● **AIM**: Find the string "WITHOUT" in the entries and copy each line that has it.
========================================
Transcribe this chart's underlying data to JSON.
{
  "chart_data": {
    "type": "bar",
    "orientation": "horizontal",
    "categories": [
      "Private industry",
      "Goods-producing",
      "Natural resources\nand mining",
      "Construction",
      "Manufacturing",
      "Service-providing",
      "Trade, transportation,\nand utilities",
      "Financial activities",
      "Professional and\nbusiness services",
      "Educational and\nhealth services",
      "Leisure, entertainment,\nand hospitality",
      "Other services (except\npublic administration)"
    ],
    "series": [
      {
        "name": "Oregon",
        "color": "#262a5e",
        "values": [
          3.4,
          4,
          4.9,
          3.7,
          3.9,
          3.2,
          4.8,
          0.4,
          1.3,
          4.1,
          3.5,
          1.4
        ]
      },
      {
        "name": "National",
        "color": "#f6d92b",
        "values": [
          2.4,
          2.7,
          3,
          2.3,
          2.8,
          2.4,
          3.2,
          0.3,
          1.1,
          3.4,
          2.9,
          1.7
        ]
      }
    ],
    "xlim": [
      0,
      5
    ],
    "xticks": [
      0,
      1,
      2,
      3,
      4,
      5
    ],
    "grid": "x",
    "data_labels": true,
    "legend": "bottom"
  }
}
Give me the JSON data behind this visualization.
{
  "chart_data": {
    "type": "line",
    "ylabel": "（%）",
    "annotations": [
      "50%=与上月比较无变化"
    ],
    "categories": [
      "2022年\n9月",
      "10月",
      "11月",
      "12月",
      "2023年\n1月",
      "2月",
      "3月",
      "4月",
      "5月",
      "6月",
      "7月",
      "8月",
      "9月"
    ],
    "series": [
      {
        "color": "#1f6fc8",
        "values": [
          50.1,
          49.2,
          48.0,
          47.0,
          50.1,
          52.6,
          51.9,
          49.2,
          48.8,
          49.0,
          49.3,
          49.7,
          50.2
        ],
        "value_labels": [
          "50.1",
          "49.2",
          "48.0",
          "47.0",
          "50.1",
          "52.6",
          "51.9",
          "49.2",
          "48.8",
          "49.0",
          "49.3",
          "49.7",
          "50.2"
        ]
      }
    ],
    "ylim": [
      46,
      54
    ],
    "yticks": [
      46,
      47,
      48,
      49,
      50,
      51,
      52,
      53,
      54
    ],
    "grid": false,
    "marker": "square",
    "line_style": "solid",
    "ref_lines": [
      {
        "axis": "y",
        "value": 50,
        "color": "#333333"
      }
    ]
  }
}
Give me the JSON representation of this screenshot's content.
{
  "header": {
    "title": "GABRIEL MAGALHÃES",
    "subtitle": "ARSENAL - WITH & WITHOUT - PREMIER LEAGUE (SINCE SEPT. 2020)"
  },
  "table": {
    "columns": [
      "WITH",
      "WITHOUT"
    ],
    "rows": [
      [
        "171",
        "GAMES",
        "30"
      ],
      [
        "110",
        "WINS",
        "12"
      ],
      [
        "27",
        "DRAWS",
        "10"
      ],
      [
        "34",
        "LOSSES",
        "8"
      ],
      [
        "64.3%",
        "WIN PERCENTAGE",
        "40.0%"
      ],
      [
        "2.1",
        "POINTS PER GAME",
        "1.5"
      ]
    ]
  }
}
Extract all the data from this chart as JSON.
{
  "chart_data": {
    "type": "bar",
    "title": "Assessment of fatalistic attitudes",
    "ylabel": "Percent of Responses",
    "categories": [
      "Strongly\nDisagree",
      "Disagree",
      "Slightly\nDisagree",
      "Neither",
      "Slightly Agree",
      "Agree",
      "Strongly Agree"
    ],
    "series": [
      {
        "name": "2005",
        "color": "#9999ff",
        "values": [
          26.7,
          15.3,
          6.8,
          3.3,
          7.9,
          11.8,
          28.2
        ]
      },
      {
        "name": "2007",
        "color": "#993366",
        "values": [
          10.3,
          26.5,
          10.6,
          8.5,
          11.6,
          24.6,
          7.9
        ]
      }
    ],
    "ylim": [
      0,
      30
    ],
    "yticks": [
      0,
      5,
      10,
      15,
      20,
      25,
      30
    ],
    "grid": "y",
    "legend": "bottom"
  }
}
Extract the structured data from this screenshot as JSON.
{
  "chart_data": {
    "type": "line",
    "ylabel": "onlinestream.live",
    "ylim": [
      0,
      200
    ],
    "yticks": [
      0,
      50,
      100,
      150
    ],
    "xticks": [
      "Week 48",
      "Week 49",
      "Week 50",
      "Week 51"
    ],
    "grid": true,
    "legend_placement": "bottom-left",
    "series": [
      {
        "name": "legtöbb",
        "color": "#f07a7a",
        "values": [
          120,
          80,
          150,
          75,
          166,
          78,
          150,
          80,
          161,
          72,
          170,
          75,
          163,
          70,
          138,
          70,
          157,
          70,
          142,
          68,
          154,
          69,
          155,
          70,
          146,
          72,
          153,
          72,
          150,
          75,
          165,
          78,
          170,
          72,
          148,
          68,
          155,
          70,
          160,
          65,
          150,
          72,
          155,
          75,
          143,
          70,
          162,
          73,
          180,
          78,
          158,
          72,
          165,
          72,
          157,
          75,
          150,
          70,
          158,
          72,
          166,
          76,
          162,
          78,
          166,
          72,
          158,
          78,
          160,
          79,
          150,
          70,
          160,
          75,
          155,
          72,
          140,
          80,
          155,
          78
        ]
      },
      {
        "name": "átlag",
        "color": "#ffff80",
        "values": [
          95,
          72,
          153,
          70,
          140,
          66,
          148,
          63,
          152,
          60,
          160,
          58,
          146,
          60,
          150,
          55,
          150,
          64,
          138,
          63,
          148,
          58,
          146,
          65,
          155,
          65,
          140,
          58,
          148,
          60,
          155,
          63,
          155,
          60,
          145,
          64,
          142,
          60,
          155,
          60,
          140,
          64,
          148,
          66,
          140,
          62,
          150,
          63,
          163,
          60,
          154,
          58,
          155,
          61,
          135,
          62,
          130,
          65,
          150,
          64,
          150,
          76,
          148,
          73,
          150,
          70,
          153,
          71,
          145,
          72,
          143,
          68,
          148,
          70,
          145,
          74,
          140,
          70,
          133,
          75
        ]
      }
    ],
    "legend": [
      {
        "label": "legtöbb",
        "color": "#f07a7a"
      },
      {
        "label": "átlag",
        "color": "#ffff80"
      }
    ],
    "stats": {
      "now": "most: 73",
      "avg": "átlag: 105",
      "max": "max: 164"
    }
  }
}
========================================
● **OUTPUT OF THE TASK**:
    "subtitle": "ARSENAL - WITH & WITHOUT - PREMIER LEAGUE (SINCE SEPT. 2020)"
      "WITHOUT"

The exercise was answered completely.